**GIVEN EXERCISE**
Lines that include the word "проекта" are the ones to copy.

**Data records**
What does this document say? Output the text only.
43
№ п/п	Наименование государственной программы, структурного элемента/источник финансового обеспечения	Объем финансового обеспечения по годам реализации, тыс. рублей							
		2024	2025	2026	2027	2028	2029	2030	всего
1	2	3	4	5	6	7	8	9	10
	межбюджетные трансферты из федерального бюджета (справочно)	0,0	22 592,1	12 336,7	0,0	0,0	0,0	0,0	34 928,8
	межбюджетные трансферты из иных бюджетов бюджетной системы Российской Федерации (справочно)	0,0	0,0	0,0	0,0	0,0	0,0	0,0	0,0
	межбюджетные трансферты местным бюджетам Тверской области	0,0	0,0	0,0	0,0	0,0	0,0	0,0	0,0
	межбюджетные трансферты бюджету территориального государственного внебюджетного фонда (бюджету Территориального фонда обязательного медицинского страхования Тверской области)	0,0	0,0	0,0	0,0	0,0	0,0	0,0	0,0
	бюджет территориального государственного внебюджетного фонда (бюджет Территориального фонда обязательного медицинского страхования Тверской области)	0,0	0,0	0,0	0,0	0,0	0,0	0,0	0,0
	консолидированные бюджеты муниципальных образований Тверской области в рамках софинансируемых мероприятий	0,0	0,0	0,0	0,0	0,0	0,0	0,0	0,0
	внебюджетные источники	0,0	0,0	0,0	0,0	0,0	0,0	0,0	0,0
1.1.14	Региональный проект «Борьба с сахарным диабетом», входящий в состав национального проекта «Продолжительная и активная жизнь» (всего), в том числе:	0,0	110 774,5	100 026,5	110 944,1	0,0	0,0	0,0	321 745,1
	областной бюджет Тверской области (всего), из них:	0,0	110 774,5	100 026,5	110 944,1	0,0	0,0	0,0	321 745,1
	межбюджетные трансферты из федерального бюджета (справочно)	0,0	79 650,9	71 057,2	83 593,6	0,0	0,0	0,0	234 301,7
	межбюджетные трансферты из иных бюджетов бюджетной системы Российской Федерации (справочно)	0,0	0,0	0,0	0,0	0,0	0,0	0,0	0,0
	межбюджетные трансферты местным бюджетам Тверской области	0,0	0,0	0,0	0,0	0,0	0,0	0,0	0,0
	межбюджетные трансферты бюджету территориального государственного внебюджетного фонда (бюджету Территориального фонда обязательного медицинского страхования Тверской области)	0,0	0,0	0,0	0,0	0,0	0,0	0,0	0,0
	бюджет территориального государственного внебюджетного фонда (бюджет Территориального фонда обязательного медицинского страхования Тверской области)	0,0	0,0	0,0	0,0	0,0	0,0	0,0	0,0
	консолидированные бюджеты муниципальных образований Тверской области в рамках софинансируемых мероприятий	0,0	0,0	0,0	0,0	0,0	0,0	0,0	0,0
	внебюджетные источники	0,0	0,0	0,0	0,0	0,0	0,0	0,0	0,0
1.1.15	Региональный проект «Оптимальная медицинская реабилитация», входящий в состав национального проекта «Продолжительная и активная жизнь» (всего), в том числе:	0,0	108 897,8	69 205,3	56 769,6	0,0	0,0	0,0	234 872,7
--
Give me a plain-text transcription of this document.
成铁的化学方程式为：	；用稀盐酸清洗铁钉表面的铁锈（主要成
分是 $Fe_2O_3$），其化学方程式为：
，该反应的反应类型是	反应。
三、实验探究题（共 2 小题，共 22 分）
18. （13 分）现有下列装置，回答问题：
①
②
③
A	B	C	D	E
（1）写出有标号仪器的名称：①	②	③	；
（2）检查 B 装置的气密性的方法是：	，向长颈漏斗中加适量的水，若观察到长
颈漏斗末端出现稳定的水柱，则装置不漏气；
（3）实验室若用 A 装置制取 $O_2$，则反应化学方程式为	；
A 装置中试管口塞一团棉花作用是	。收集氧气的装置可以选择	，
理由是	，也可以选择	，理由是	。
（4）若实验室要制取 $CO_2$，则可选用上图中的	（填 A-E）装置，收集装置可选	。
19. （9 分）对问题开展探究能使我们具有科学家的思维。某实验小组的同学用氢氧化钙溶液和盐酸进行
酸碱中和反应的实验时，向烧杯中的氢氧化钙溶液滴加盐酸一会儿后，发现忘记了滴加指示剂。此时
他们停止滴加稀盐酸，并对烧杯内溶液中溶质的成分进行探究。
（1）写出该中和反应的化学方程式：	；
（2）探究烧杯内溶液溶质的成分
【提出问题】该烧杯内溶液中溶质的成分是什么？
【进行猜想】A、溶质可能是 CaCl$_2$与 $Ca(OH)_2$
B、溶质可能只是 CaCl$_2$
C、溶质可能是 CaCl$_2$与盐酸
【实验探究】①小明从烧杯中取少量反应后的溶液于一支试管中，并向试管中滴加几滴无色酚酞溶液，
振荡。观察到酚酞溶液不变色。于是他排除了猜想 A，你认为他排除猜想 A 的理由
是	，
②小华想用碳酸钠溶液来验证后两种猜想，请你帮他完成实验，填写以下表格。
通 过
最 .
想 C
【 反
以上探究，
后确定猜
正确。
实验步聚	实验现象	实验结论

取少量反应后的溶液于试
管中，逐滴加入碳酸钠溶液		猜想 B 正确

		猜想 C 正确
* * *
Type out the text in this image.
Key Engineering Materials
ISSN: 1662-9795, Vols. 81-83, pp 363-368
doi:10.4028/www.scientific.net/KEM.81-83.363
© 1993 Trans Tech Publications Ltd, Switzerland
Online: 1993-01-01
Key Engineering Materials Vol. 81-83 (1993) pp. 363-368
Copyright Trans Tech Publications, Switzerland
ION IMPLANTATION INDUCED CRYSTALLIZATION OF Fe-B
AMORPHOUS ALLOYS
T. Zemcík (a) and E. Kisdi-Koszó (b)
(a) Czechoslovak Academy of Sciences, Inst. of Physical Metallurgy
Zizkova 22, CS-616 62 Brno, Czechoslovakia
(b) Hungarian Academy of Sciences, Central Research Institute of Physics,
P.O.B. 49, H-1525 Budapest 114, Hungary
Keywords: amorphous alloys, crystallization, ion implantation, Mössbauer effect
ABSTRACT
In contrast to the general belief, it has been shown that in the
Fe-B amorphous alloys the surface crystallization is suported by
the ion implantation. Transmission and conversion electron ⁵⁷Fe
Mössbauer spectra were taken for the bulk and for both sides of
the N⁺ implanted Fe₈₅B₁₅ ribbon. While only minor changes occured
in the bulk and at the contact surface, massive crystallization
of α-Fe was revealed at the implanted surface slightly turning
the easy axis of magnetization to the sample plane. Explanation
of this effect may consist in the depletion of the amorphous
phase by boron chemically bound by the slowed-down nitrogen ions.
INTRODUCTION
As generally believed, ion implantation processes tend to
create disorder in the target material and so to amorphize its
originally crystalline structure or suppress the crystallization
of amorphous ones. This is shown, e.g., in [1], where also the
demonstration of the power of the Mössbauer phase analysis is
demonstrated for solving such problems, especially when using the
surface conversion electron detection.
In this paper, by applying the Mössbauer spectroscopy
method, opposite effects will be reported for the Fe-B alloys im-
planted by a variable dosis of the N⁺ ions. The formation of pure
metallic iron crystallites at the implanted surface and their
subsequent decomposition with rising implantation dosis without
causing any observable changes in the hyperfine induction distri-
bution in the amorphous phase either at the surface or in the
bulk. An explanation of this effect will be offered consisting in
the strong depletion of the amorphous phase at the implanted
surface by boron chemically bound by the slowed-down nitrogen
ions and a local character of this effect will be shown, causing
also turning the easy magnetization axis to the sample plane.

**CORRECT RESULT**
1.1.14	Региональный проект «Борьба с сахарным диабетом», входящий в состав национального проекта «Продолжительная и активная жизнь» (всего), в том числе:	0,0	110 774,5	100 026,5	110 944,1	0,0	0,0	0,0	321 745,1
1.1.15	Региональный проект «Оптимальная медицинская реабилитация», входящий в состав национального проекта «Продолжительная и активная жизнь» (всего), в том числе:	0,0	108 897,8	69 205,3	56 769,6	0,0	0,0	0,0	234 872,7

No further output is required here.